PROBLEM TO SOLVE
Leave out the pictures and restate the rest of the data exactly.

##############################

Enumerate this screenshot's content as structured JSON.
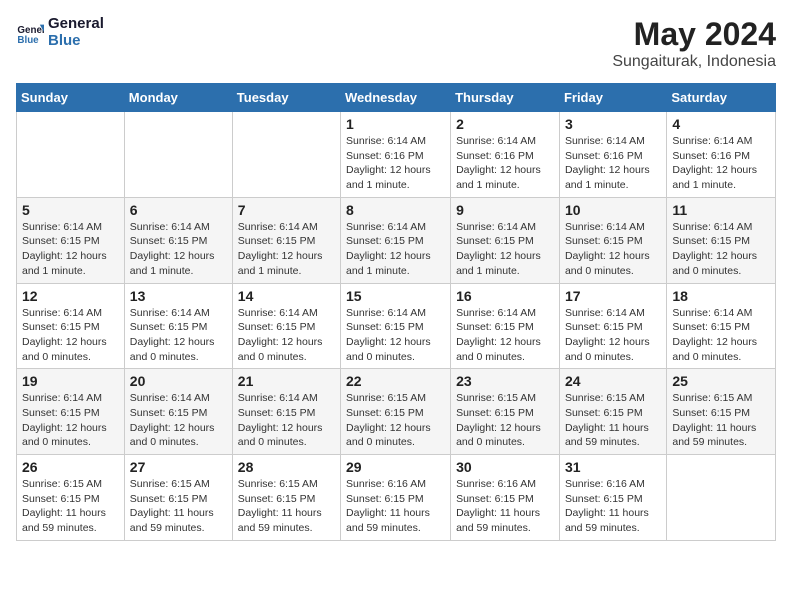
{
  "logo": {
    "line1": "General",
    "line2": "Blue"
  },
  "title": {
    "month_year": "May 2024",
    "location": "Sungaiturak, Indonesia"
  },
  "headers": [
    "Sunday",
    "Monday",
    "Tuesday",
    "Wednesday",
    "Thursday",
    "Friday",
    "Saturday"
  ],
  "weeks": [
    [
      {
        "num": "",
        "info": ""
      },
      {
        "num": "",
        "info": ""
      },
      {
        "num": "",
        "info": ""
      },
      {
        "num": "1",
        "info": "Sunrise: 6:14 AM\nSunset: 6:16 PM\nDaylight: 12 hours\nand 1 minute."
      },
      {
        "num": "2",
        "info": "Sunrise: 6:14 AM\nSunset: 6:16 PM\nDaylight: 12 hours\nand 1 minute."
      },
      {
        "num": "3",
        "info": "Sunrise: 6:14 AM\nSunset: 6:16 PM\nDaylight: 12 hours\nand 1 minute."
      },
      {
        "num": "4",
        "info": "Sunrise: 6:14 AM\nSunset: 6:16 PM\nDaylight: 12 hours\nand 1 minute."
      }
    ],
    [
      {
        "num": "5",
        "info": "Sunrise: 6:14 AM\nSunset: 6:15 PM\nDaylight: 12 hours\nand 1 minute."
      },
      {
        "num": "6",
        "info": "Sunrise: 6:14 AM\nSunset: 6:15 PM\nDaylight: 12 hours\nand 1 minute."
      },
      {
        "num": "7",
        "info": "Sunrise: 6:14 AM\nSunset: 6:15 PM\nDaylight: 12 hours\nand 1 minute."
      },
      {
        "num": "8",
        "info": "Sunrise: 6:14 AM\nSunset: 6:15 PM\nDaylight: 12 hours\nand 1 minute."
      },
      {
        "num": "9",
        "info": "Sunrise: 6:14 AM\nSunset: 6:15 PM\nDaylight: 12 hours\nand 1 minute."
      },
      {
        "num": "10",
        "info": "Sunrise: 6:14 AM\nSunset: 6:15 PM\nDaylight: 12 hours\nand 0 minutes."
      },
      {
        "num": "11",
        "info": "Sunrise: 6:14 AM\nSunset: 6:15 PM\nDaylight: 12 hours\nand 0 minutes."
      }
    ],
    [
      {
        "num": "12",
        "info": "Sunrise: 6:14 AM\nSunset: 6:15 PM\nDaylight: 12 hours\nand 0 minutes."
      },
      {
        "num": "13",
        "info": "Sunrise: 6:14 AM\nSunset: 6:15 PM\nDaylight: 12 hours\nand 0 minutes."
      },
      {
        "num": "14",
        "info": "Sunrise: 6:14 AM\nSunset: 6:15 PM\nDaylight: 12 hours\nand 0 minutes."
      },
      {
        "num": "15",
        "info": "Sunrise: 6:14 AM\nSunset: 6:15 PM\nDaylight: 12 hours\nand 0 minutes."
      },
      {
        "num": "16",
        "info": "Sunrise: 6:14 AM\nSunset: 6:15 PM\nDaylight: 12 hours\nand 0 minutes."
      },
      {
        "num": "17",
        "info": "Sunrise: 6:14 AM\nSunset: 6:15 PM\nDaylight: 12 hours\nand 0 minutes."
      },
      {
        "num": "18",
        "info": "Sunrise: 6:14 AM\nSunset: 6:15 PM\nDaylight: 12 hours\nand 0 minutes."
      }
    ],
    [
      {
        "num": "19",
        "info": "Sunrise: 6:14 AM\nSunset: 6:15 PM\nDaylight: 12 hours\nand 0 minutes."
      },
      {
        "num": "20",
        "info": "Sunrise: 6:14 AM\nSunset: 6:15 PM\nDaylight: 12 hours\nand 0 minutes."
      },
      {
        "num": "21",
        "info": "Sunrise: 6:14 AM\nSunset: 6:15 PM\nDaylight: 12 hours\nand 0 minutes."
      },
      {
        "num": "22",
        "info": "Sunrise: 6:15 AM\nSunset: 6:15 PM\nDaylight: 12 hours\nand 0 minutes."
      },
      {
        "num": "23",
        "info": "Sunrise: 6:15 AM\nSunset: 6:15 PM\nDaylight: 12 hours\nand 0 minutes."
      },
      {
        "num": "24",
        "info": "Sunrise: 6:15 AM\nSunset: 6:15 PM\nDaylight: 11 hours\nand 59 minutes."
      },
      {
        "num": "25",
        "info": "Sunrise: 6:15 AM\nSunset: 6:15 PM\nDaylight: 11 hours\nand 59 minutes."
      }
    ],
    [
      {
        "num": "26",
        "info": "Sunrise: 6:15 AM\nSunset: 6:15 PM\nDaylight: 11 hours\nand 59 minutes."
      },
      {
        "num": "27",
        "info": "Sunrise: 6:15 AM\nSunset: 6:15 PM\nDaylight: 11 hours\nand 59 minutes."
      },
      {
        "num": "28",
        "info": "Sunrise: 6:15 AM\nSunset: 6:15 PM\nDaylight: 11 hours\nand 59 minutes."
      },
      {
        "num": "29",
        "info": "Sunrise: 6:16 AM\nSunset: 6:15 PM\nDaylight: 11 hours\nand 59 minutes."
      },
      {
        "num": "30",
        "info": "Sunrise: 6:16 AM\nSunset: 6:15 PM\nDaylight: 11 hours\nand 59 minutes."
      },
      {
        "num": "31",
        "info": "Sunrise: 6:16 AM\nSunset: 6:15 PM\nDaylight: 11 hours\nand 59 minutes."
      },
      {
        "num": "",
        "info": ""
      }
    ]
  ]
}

##############################

OUTPUT
Enumerate this screenshot's content as structured JSON.
{
  "logo": {
    "line1": "General",
    "line2": "Blue"
  },
  "title": {
    "month_year": "May 2024",
    "location": "Sungaiturak, Indonesia"
  },
  "headers": [
    "Sunday",
    "Monday",
    "Tuesday",
    "Wednesday",
    "Thursday",
    "Friday",
    "Saturday"
  ],
  "weeks": [
    [
      {
        "num": "",
        "info": ""
      },
      {
        "num": "",
        "info": ""
      },
      {
        "num": "",
        "info": ""
      },
      {
        "num": "1",
        "info": "Sunrise: 6:14 AM\nSunset: 6:16 PM\nDaylight: 12 hours\nand 1 minute."
      },
      {
        "num": "2",
        "info": "Sunrise: 6:14 AM\nSunset: 6:16 PM\nDaylight: 12 hours\nand 1 minute."
      },
      {
        "num": "3",
        "info": "Sunrise: 6:14 AM\nSunset: 6:16 PM\nDaylight: 12 hours\nand 1 minute."
      },
      {
        "num": "4",
        "info": "Sunrise: 6:14 AM\nSunset: 6:16 PM\nDaylight: 12 hours\nand 1 minute."
      }
    ],
    [
      {
        "num": "5",
        "info": "Sunrise: 6:14 AM\nSunset: 6:15 PM\nDaylight: 12 hours\nand 1 minute."
      },
      {
        "num": "6",
        "info": "Sunrise: 6:14 AM\nSunset: 6:15 PM\nDaylight: 12 hours\nand 1 minute."
      },
      {
        "num": "7",
        "info": "Sunrise: 6:14 AM\nSunset: 6:15 PM\nDaylight: 12 hours\nand 1 minute."
      },
      {
        "num": "8",
        "info": "Sunrise: 6:14 AM\nSunset: 6:15 PM\nDaylight: 12 hours\nand 1 minute."
      },
      {
        "num": "9",
        "info": "Sunrise: 6:14 AM\nSunset: 6:15 PM\nDaylight: 12 hours\nand 1 minute."
      },
      {
        "num": "10",
        "info": "Sunrise: 6:14 AM\nSunset: 6:15 PM\nDaylight: 12 hours\nand 0 minutes."
      },
      {
        "num": "11",
        "info": "Sunrise: 6:14 AM\nSunset: 6:15 PM\nDaylight: 12 hours\nand 0 minutes."
      }
    ],
    [
      {
        "num": "12",
        "info": "Sunrise: 6:14 AM\nSunset: 6:15 PM\nDaylight: 12 hours\nand 0 minutes."
      },
      {
        "num": "13",
        "info": "Sunrise: 6:14 AM\nSunset: 6:15 PM\nDaylight: 12 hours\nand 0 minutes."
      },
      {
        "num": "14",
        "info": "Sunrise: 6:14 AM\nSunset: 6:15 PM\nDaylight: 12 hours\nand 0 minutes."
      },
      {
        "num": "15",
        "info": "Sunrise: 6:14 AM\nSunset: 6:15 PM\nDaylight: 12 hours\nand 0 minutes."
      },
      {
        "num": "16",
        "info": "Sunrise: 6:14 AM\nSunset: 6:15 PM\nDaylight: 12 hours\nand 0 minutes."
      },
      {
        "num": "17",
        "info": "Sunrise: 6:14 AM\nSunset: 6:15 PM\nDaylight: 12 hours\nand 0 minutes."
      },
      {
        "num": "18",
        "info": "Sunrise: 6:14 AM\nSunset: 6:15 PM\nDaylight: 12 hours\nand 0 minutes."
      }
    ],
    [
      {
        "num": "19",
        "info": "Sunrise: 6:14 AM\nSunset: 6:15 PM\nDaylight: 12 hours\nand 0 minutes."
      },
      {
        "num": "20",
        "info": "Sunrise: 6:14 AM\nSunset: 6:15 PM\nDaylight: 12 hours\nand 0 minutes."
      },
      {
        "num": "21",
        "info": "Sunrise: 6:14 AM\nSunset: 6:15 PM\nDaylight: 12 hours\nand 0 minutes."
      },
      {
        "num": "22",
        "info": "Sunrise: 6:15 AM\nSunset: 6:15 PM\nDaylight: 12 hours\nand 0 minutes."
      },
      {
        "num": "23",
        "info": "Sunrise: 6:15 AM\nSunset: 6:15 PM\nDaylight: 12 hours\nand 0 minutes."
      },
      {
        "num": "24",
        "info": "Sunrise: 6:15 AM\nSunset: 6:15 PM\nDaylight: 11 hours\nand 59 minutes."
      },
      {
        "num": "25",
        "info": "Sunrise: 6:15 AM\nSunset: 6:15 PM\nDaylight: 11 hours\nand 59 minutes."
      }
    ],
    [
      {
        "num": "26",
        "info": "Sunrise: 6:15 AM\nSunset: 6:15 PM\nDaylight: 11 hours\nand 59 minutes."
      },
      {
        "num": "27",
        "info": "Sunrise: 6:15 AM\nSunset: 6:15 PM\nDaylight: 11 hours\nand 59 minutes."
      },
      {
        "num": "28",
        "info": "Sunrise: 6:15 AM\nSunset: 6:15 PM\nDaylight: 11 hours\nand 59 minutes."
      },
      {
        "num": "29",
        "info": "Sunrise: 6:16 AM\nSunset: 6:15 PM\nDaylight: 11 hours\nand 59 minutes."
      },
      {
        "num": "30",
        "info": "Sunrise: 6:16 AM\nSunset: 6:15 PM\nDaylight: 11 hours\nand 59 minutes."
      },
      {
        "num": "31",
        "info": "Sunrise: 6:16 AM\nSunset: 6:15 PM\nDaylight: 11 hours\nand 59 minutes."
      },
      {
        "num": "",
        "info": ""
      }
    ]
  ]
}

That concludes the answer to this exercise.